EXERCISE INSTRUCTIONS: Reproduce the full listing below unchanged, apart from the pictures.

-- Start DATASET EXCERPTS --

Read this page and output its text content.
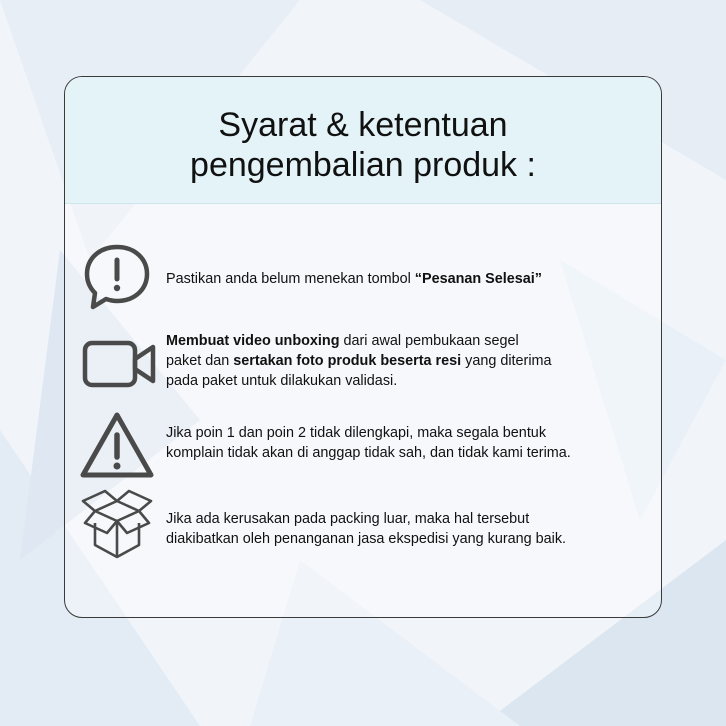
Syarat & ketentuan
pengembalian produk :
Pastikan anda belum menekan tombol “Pesanan Selesai”
Membuat video unboxing dari awal pembukaan segel
paket dan sertakan foto produk beserta resi yang diterima
pada paket untuk dilakukan validasi.
Jika poin 1 dan poin 2 tidak dilengkapi, maka segala bentuk
komplain tidak akan di anggap tidak sah, dan tidak kami terima.
Jika ada kerusakan pada packing luar, maka hal tersebut
diakibatkan oleh penanganan jasa ekspedisi yang kurang baik.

-- End DATASET EXCERPTS --

ANSWER TO THE TASK:
Read this page and output its text content.
Syarat & ketentuan
pengembalian produk :
Pastikan anda belum menekan tombol “Pesanan Selesai”
Membuat video unboxing dari awal pembukaan segel
paket dan sertakan foto produk beserta resi yang diterima
pada paket untuk dilakukan validasi.
Jika poin 1 dan poin 2 tidak dilengkapi, maka segala bentuk
komplain tidak akan di anggap tidak sah, dan tidak kami terima.
Jika ada kerusakan pada packing luar, maka hal tersebut
diakibatkan oleh penanganan jasa ekspedisi yang kurang baik.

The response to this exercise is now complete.